RECORDS PROVIDED:
--------------------

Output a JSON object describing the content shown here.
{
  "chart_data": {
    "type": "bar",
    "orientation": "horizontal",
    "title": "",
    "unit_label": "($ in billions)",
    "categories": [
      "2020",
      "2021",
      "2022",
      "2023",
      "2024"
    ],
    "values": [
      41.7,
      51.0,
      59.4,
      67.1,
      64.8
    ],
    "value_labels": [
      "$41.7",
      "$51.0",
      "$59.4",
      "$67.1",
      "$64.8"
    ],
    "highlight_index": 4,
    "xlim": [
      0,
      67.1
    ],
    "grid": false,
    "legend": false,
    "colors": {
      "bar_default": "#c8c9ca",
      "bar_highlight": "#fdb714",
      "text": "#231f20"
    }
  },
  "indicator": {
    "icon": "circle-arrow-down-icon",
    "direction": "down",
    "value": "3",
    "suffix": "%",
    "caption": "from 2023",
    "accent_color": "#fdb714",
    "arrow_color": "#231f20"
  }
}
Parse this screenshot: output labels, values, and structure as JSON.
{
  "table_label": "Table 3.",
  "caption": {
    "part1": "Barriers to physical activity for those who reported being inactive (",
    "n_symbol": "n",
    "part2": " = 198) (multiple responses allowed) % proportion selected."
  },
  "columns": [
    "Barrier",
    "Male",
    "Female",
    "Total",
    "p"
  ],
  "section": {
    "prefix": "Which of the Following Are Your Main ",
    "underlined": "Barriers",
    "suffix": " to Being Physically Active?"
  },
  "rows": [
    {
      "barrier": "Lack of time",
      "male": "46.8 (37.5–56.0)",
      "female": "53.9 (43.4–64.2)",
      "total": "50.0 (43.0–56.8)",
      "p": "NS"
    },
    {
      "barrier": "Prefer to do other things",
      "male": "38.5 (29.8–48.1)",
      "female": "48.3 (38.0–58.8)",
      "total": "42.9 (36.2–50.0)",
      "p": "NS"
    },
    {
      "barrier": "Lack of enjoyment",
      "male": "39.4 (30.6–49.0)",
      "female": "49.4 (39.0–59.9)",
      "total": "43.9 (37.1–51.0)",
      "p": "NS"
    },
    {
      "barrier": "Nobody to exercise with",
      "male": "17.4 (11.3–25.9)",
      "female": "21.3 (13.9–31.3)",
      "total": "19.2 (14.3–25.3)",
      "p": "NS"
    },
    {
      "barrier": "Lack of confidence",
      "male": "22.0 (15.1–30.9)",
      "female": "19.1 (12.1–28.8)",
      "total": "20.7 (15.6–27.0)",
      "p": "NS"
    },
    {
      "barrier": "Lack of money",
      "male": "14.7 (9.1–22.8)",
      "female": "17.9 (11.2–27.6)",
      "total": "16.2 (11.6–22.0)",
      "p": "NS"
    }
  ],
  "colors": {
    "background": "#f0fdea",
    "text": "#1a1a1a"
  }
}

--------------------

YOUR OBJECTIVE:
Using the entries above, please restate each one word for word.

EXERCISE ANSWER:
Output a JSON object describing the content shown here.
{
  "chart_data": {
    "type": "bar",
    "orientation": "horizontal",
    "title": "",
    "unit_label": "($ in billions)",
    "categories": [
      "2020",
      "2021",
      "2022",
      "2023",
      "2024"
    ],
    "values": [
      41.7,
      51.0,
      59.4,
      67.1,
      64.8
    ],
    "value_labels": [
      "$41.7",
      "$51.0",
      "$59.4",
      "$67.1",
      "$64.8"
    ],
    "highlight_index": 4,
    "xlim": [
      0,
      67.1
    ],
    "grid": false,
    "legend": false,
    "colors": {
      "bar_default": "#c8c9ca",
      "bar_highlight": "#fdb714",
      "text": "#231f20"
    }
  },
  "indicator": {
    "icon": "circle-arrow-down-icon",
    "direction": "down",
    "value": "3",
    "suffix": "%",
    "caption": "from 2023",
    "accent_color": "#fdb714",
    "arrow_color": "#231f20"
  }
}
Parse this screenshot: output labels, values, and structure as JSON.
{
  "table_label": "Table 3.",
  "caption": {
    "part1": "Barriers to physical activity for those who reported being inactive (",
    "n_symbol": "n",
    "part2": " = 198) (multiple responses allowed) % proportion selected."
  },
  "columns": [
    "Barrier",
    "Male",
    "Female",
    "Total",
    "p"
  ],
  "section": {
    "prefix": "Which of the Following Are Your Main ",
    "underlined": "Barriers",
    "suffix": " to Being Physically Active?"
  },
  "rows": [
    {
      "barrier": "Lack of time",
      "male": "46.8 (37.5–56.0)",
      "female": "53.9 (43.4–64.2)",
      "total": "50.0 (43.0–56.8)",
      "p": "NS"
    },
    {
      "barrier": "Prefer to do other things",
      "male": "38.5 (29.8–48.1)",
      "female": "48.3 (38.0–58.8)",
      "total": "42.9 (36.2–50.0)",
      "p": "NS"
    },
    {
      "barrier": "Lack of enjoyment",
      "male": "39.4 (30.6–49.0)",
      "female": "49.4 (39.0–59.9)",
      "total": "43.9 (37.1–51.0)",
      "p": "NS"
    },
    {
      "barrier": "Nobody to exercise with",
      "male": "17.4 (11.3–25.9)",
      "female": "21.3 (13.9–31.3)",
      "total": "19.2 (14.3–25.3)",
      "p": "NS"
    },
    {
      "barrier": "Lack of confidence",
      "male": "22.0 (15.1–30.9)",
      "female": "19.1 (12.1–28.8)",
      "total": "20.7 (15.6–27.0)",
      "p": "NS"
    },
    {
      "barrier": "Lack of money",
      "male": "14.7 (9.1–22.8)",
      "female": "17.9 (11.2–27.6)",
      "total": "16.2 (11.6–22.0)",
      "p": "NS"
    }
  ],
  "colors": {
    "background": "#f0fdea",
    "text": "#1a1a1a"
  }
}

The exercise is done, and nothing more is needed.